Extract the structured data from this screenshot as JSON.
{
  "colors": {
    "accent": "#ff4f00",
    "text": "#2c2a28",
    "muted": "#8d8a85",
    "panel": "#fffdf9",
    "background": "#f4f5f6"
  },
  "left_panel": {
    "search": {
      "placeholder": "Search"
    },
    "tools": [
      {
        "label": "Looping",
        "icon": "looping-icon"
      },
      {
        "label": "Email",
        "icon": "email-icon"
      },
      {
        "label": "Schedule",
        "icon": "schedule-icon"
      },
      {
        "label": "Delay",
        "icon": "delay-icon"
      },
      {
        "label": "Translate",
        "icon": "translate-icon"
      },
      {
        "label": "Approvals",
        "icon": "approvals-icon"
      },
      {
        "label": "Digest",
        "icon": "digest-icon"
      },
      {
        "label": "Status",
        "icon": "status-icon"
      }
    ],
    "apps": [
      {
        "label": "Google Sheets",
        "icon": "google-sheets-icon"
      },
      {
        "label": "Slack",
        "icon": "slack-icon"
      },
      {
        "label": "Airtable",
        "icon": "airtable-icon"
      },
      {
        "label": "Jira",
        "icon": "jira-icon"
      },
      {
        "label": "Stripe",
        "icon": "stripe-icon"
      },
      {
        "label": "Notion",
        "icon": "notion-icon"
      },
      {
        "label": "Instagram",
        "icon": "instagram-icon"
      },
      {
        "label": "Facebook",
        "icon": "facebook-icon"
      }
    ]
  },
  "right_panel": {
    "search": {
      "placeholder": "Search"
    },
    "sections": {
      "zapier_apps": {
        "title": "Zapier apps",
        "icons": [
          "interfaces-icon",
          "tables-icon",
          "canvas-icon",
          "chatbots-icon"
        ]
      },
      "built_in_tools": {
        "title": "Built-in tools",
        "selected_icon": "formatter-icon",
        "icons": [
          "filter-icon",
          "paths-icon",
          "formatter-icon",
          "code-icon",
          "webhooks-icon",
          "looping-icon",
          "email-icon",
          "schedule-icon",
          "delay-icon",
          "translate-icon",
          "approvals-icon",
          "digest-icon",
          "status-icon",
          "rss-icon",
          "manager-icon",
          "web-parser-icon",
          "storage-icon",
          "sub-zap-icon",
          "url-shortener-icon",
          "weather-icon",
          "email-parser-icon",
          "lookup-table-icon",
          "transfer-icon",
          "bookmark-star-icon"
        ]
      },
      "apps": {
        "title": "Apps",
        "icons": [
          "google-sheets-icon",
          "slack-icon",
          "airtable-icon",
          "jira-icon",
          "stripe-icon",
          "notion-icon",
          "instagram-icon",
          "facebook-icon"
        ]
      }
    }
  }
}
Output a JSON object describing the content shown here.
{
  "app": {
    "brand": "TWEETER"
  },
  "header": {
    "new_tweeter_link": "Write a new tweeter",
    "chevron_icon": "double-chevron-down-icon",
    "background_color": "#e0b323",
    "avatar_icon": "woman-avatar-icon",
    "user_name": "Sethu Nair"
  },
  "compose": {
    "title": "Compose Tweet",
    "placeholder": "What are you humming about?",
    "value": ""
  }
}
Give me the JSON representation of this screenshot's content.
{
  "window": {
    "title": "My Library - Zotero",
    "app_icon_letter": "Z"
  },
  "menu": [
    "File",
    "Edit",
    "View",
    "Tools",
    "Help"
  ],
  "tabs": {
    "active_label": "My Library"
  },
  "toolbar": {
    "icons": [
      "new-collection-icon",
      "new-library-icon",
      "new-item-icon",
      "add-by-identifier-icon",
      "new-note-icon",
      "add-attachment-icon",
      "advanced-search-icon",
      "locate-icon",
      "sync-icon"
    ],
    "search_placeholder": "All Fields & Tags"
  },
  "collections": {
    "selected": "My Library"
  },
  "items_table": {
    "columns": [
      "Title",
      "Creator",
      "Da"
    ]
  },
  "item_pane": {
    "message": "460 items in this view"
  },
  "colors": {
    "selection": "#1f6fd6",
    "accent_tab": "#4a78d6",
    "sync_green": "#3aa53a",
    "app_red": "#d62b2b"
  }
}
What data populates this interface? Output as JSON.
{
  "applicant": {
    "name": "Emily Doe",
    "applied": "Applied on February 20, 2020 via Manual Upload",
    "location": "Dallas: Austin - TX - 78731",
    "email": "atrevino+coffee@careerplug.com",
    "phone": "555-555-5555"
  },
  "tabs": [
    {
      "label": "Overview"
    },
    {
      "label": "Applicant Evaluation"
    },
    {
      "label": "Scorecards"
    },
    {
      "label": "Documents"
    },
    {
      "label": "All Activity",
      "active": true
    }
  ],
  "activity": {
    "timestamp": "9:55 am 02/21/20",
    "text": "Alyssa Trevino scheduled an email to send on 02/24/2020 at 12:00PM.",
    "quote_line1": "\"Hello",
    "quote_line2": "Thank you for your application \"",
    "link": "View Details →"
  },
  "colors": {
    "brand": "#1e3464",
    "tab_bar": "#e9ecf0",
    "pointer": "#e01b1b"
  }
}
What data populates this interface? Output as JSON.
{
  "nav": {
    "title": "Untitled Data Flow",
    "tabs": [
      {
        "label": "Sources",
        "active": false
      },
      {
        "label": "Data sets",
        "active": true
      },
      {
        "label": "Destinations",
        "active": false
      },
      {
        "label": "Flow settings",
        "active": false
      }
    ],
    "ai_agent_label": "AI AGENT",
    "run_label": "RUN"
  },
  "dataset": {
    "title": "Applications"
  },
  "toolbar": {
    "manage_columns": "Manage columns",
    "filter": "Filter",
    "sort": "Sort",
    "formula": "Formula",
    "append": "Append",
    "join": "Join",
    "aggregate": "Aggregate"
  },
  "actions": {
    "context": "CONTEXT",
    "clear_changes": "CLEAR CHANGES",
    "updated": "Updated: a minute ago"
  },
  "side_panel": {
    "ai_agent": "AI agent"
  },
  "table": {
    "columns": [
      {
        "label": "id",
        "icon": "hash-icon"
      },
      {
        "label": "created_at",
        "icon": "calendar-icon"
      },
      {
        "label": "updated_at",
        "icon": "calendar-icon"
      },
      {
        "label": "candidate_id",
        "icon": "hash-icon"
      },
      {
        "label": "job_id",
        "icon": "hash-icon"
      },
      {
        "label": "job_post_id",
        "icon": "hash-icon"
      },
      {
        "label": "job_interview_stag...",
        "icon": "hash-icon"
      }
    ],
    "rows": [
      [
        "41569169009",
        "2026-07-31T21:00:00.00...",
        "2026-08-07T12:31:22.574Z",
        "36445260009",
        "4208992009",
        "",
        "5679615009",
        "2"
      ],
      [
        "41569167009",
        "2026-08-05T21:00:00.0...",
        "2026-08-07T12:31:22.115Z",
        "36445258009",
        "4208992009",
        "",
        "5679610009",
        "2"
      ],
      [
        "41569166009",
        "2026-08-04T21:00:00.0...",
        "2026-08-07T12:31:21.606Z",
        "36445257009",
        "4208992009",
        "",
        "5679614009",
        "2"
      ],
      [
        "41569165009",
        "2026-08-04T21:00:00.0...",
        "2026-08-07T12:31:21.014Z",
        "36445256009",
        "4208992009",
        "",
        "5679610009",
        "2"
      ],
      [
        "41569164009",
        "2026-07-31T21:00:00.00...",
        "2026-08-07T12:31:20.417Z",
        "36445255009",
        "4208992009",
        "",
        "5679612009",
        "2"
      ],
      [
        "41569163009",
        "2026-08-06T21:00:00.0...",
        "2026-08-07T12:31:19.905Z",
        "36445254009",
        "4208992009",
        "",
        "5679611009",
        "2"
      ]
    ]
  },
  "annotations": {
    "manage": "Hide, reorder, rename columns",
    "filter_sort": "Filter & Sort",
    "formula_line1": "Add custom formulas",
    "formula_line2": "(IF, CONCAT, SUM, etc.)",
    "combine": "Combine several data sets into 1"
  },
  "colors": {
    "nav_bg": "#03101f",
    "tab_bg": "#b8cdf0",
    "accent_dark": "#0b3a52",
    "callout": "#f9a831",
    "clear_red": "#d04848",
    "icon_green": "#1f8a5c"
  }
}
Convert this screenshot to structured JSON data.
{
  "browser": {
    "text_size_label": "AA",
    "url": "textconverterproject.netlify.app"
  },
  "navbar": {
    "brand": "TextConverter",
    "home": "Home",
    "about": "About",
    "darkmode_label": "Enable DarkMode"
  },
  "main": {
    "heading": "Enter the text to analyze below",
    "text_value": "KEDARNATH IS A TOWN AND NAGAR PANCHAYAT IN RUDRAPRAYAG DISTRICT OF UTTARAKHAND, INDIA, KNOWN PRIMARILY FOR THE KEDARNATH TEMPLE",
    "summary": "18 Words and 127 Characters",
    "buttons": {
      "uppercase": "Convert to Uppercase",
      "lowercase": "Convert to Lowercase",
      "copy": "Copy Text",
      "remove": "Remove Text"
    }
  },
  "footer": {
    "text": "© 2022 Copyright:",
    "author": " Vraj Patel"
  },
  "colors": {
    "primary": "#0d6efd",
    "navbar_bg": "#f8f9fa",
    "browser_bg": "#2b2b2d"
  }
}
——————————
→ WHAT YOU WILL DO
Please quote exactly the lines from the one containing "Convert this screenshot" through the last line of the records above, both included, and nothing else.

→ REPLY
Convert this screenshot to structured JSON data.
{
  "browser": {
    "text_size_label": "AA",
    "url": "textconverterproject.netlify.app"
  },
  "navbar": {
    "brand": "TextConverter",
    "home": "Home",
    "about": "About",
    "darkmode_label": "Enable DarkMode"
  },
  "main": {
    "heading": "Enter the text to analyze below",
    "text_value": "KEDARNATH IS A TOWN AND NAGAR PANCHAYAT IN RUDRAPRAYAG DISTRICT OF UTTARAKHAND, INDIA, KNOWN PRIMARILY FOR THE KEDARNATH TEMPLE",
    "summary": "18 Words and 127 Characters",
    "buttons": {
      "uppercase": "Convert to Uppercase",
      "lowercase": "Convert to Lowercase",
      "copy": "Copy Text",
      "remove": "Remove Text"
    }
  },
  "footer": {
    "text": "© 2022 Copyright:",
    "author": " Vraj Patel"
  },
  "colors": {
    "primary": "#0d6efd",
    "navbar_bg": "#f8f9fa",
    "browser_bg": "#2b2b2d"
  }
}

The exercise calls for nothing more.